Exercise brief
Search the records for the word "title" and report each line that has it.

Supplied material
══════════════════════════════

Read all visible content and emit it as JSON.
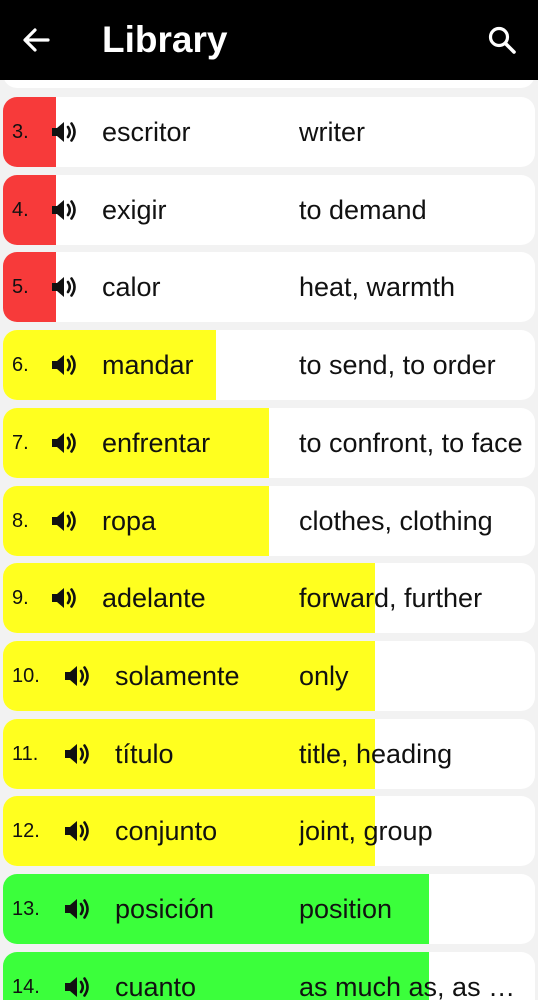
{
  "header": {
    "title": "Library",
    "back_icon": "arrow-left-icon",
    "search_icon": "search-icon"
  },
  "colors": {
    "red": "#f73a3a",
    "yellow": "#ffff1f",
    "green": "#3bff3b",
    "header_bg": "#000000"
  },
  "words": [
    {
      "number": "3.",
      "word": "escritor",
      "meaning": "writer",
      "color": "#f73a3a",
      "progress": 0.1
    },
    {
      "number": "4.",
      "word": "exigir",
      "meaning": "to demand",
      "color": "#f73a3a",
      "progress": 0.1
    },
    {
      "number": "5.",
      "word": "calor",
      "meaning": "heat, warmth",
      "color": "#f73a3a",
      "progress": 0.1
    },
    {
      "number": "6.",
      "word": "mandar",
      "meaning": "to send, to order",
      "color": "#ffff1f",
      "progress": 0.4
    },
    {
      "number": "7.",
      "word": "enfrentar",
      "meaning": "to confront, to face",
      "color": "#ffff1f",
      "progress": 0.5
    },
    {
      "number": "8.",
      "word": "ropa",
      "meaning": "clothes, clothing",
      "color": "#ffff1f",
      "progress": 0.5
    },
    {
      "number": "9.",
      "word": "adelante",
      "meaning": "forward, further",
      "color": "#ffff1f",
      "progress": 0.7
    },
    {
      "number": "10.",
      "word": "solamente",
      "meaning": "only",
      "color": "#ffff1f",
      "progress": 0.7
    },
    {
      "number": "11.",
      "word": "título",
      "meaning": "title, heading",
      "color": "#ffff1f",
      "progress": 0.7
    },
    {
      "number": "12.",
      "word": "conjunto",
      "meaning": "joint, group",
      "color": "#ffff1f",
      "progress": 0.7
    },
    {
      "number": "13.",
      "word": "posición",
      "meaning": "position",
      "color": "#3bff3b",
      "progress": 0.8
    },
    {
      "number": "14.",
      "word": "cuanto",
      "meaning": "as much as, as many as",
      "color": "#3bff3b",
      "progress": 0.8
    }
  ]
}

══════════════════════════════

Solution for this exercise
    "title": "Library",
      "meaning": "title, heading",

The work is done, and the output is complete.